--- start DATA ENTRIES ---

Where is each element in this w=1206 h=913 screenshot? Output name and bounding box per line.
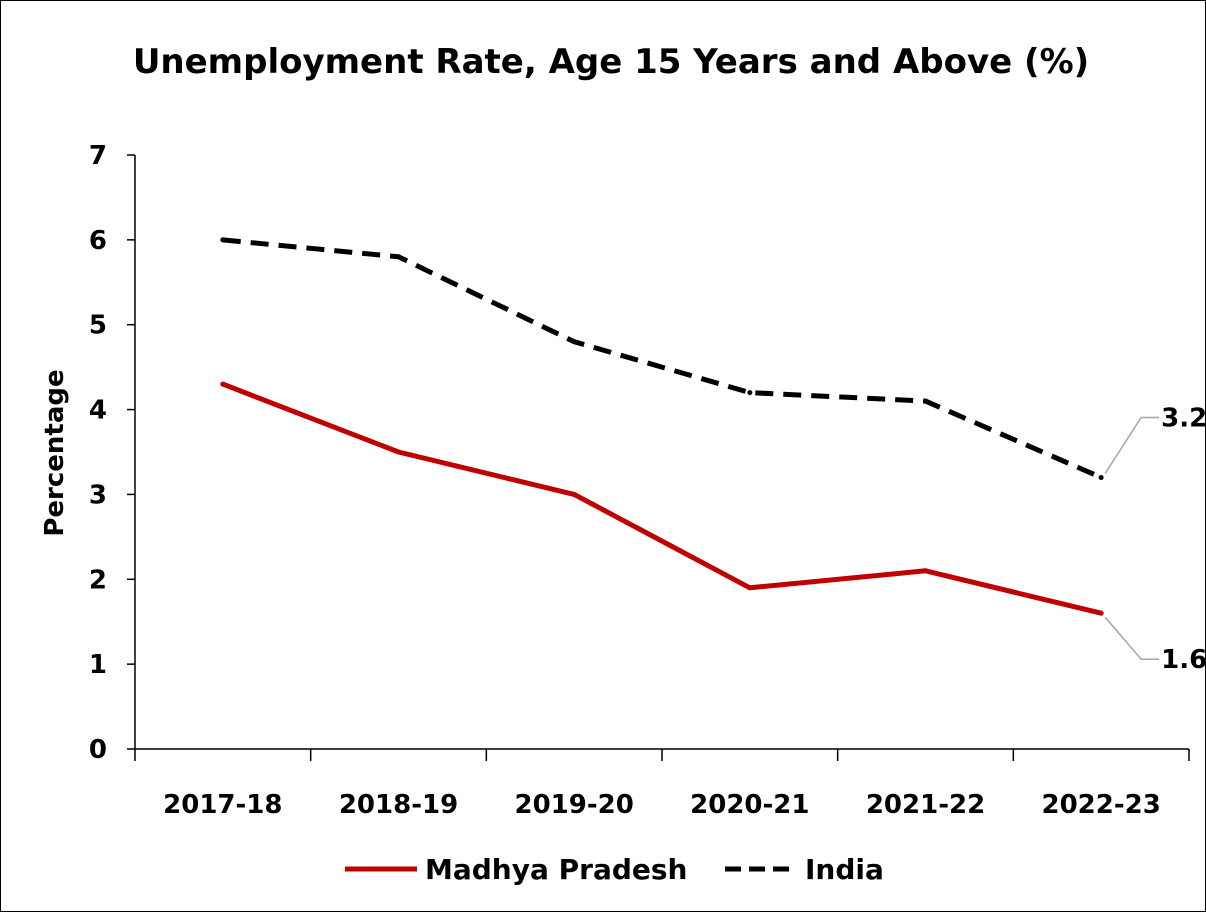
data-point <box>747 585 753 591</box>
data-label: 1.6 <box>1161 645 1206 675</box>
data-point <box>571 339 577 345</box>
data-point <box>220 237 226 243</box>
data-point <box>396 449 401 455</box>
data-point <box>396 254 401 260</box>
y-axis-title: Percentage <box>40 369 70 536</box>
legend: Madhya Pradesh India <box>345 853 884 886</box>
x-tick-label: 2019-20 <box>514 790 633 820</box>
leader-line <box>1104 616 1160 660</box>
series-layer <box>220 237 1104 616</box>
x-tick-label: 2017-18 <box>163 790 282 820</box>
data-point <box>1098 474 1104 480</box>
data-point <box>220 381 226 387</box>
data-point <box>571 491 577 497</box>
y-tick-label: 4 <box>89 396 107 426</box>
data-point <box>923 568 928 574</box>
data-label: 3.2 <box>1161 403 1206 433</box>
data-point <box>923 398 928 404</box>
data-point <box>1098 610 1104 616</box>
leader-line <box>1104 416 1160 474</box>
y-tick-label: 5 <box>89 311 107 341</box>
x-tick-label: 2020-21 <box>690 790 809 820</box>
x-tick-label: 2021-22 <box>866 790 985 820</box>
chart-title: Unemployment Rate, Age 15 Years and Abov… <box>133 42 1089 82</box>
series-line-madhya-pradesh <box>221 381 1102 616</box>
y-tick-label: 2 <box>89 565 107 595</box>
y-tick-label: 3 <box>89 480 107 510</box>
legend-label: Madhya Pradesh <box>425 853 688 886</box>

--- end DATA ENTRIES ---

» **STATED PROBLEM**: Please quote every line of the data above word for word, leaving out the pictures.

» **RESPONSE BELOW**:
Where is each element in this w=1206 h=913 screenshot? Output name and bounding box per line.
data-point <box>747 585 753 591</box>
data-label: 1.6 <box>1161 645 1206 675</box>
data-point <box>571 339 577 345</box>
data-point <box>220 237 226 243</box>
data-point <box>396 449 401 455</box>
data-point <box>396 254 401 260</box>
y-axis-title: Percentage <box>40 369 70 536</box>
legend: Madhya Pradesh India <box>345 853 884 886</box>
x-tick-label: 2019-20 <box>514 790 633 820</box>
leader-line <box>1104 616 1160 660</box>
series-layer <box>220 237 1104 616</box>
x-tick-label: 2017-18 <box>163 790 282 820</box>
data-point <box>1098 474 1104 480</box>
data-point <box>220 381 226 387</box>
data-point <box>571 491 577 497</box>
y-tick-label: 4 <box>89 396 107 426</box>
data-point <box>923 568 928 574</box>
data-label: 3.2 <box>1161 403 1206 433</box>
data-point <box>923 398 928 404</box>
data-point <box>1098 610 1104 616</box>
leader-line <box>1104 416 1160 474</box>
y-tick-label: 5 <box>89 311 107 341</box>
x-tick-label: 2020-21 <box>690 790 809 820</box>
x-tick-label: 2021-22 <box>866 790 985 820</box>
chart-title: Unemployment Rate, Age 15 Years and Abov… <box>133 42 1089 82</box>
series-line-madhya-pradesh <box>221 381 1102 616</box>
y-tick-label: 2 <box>89 565 107 595</box>
y-tick-label: 3 <box>89 480 107 510</box>
legend-label: Madhya Pradesh <box>425 853 688 886</box>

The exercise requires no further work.